Data listing »

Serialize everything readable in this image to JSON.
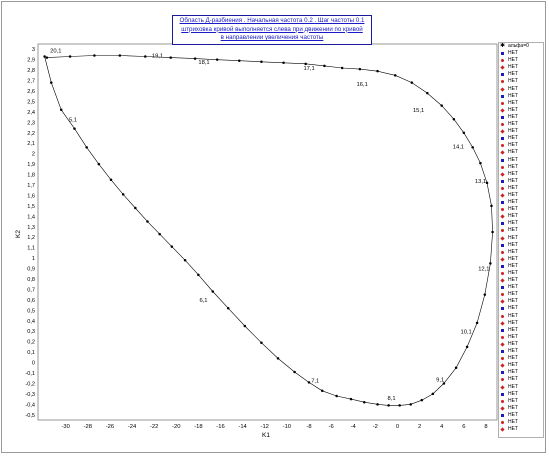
{
  "title_lines": [
    "Область Д-разбиения . Начальная частота 0.2 . Шаг частоты 0.1",
    "штриховка кривой выполняется слева при движении по кривой",
    "в направлении увеличения частоты"
  ],
  "legend": {
    "first": "альфа=0",
    "rest_label": "НЕТ",
    "rest_count": 54
  },
  "chart_data": {
    "type": "line",
    "xlabel": "K1",
    "ylabel": "K2",
    "xlim": [
      -32.5,
      9
    ],
    "ylim": [
      -0.55,
      3.05
    ],
    "x_ticks": [
      -30,
      -28,
      -26,
      -24,
      -22,
      -20,
      -18,
      -16,
      -14,
      -12,
      -10,
      -8,
      -6,
      -4,
      -2,
      0,
      2,
      4,
      6,
      8
    ],
    "y_ticks": [
      -0.5,
      -0.4,
      -0.3,
      -0.2,
      -0.1,
      0,
      0.1,
      0.2,
      0.3,
      0.4,
      0.5,
      0.6,
      0.7,
      0.8,
      0.9,
      1,
      1.1,
      1.2,
      1.3,
      1.4,
      1.5,
      1.6,
      1.7,
      1.8,
      1.9,
      2,
      2.1,
      2.2,
      2.3,
      2.4,
      2.5,
      2.6,
      2.7,
      2.8,
      2.9,
      3
    ],
    "grid": true,
    "series": [
      {
        "name": "альфа=0",
        "points": [
          [
            -31.9,
            2.93
          ],
          [
            -31.3,
            2.68
          ],
          [
            -30.4,
            2.42
          ],
          [
            -29.2,
            2.24
          ],
          [
            -28.1,
            2.06
          ],
          [
            -27.0,
            1.9
          ],
          [
            -25.9,
            1.75
          ],
          [
            -24.8,
            1.61
          ],
          [
            -23.7,
            1.48
          ],
          [
            -22.6,
            1.35
          ],
          [
            -21.5,
            1.23
          ],
          [
            -20.4,
            1.11
          ],
          [
            -19.2,
            0.98
          ],
          [
            -18.0,
            0.84
          ],
          [
            -16.7,
            0.68
          ],
          [
            -15.3,
            0.52
          ],
          [
            -13.8,
            0.35
          ],
          [
            -12.3,
            0.19
          ],
          [
            -10.8,
            0.04
          ],
          [
            -9.3,
            -0.09
          ],
          [
            -8.0,
            -0.19
          ],
          [
            -6.8,
            -0.27
          ],
          [
            -5.5,
            -0.32
          ],
          [
            -4.2,
            -0.35
          ],
          [
            -3.0,
            -0.38
          ],
          [
            -1.8,
            -0.4
          ],
          [
            -0.8,
            -0.41
          ],
          [
            0.2,
            -0.41
          ],
          [
            1.2,
            -0.4
          ],
          [
            2.2,
            -0.36
          ],
          [
            3.2,
            -0.3
          ],
          [
            4.2,
            -0.2
          ],
          [
            5.3,
            -0.05
          ],
          [
            6.3,
            0.15
          ],
          [
            7.2,
            0.38
          ],
          [
            7.9,
            0.65
          ],
          [
            8.4,
            0.95
          ],
          [
            8.6,
            1.25
          ],
          [
            8.5,
            1.5
          ],
          [
            8.1,
            1.72
          ],
          [
            7.5,
            1.91
          ],
          [
            6.8,
            2.06
          ],
          [
            6.0,
            2.2
          ],
          [
            5.1,
            2.33
          ],
          [
            4.0,
            2.46
          ],
          [
            2.7,
            2.58
          ],
          [
            1.3,
            2.68
          ],
          [
            -0.2,
            2.75
          ],
          [
            -1.8,
            2.79
          ],
          [
            -3.4,
            2.81
          ],
          [
            -5.0,
            2.82
          ],
          [
            -6.6,
            2.84
          ],
          [
            -8.3,
            2.86
          ],
          [
            -10.3,
            2.87
          ],
          [
            -12.3,
            2.88
          ],
          [
            -14.3,
            2.89
          ],
          [
            -16.3,
            2.9
          ],
          [
            -18.3,
            2.91
          ],
          [
            -20.5,
            2.92
          ],
          [
            -22.8,
            2.93
          ],
          [
            -25.1,
            2.94
          ],
          [
            -27.4,
            2.94
          ],
          [
            -29.6,
            2.93
          ],
          [
            -31.7,
            2.92
          ]
        ]
      }
    ],
    "annotations": [
      {
        "text": "20,1",
        "x": -31.4,
        "y": 2.97
      },
      {
        "text": "19,1",
        "x": -22.2,
        "y": 2.92
      },
      {
        "text": "18,1",
        "x": -18.0,
        "y": 2.86
      },
      {
        "text": "17,1",
        "x": -8.5,
        "y": 2.8
      },
      {
        "text": "16,1",
        "x": -3.7,
        "y": 2.65
      },
      {
        "text": "15,1",
        "x": 1.4,
        "y": 2.4
      },
      {
        "text": "14,1",
        "x": 5.0,
        "y": 2.05
      },
      {
        "text": "13,1",
        "x": 7.0,
        "y": 1.72
      },
      {
        "text": "12,1",
        "x": 7.3,
        "y": 0.88
      },
      {
        "text": "10,1",
        "x": 5.7,
        "y": 0.28
      },
      {
        "text": "9,1",
        "x": 3.5,
        "y": -0.18
      },
      {
        "text": "8,1",
        "x": -0.9,
        "y": -0.36
      },
      {
        "text": "7,1",
        "x": -7.8,
        "y": -0.19
      },
      {
        "text": "6,1",
        "x": -17.9,
        "y": 0.58
      },
      {
        "text": "5,1",
        "x": -29.7,
        "y": 2.31
      }
    ]
  }
}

Task prompt » Report how many lines in the records above contain the word "частоты", giving only the number.

The response » 2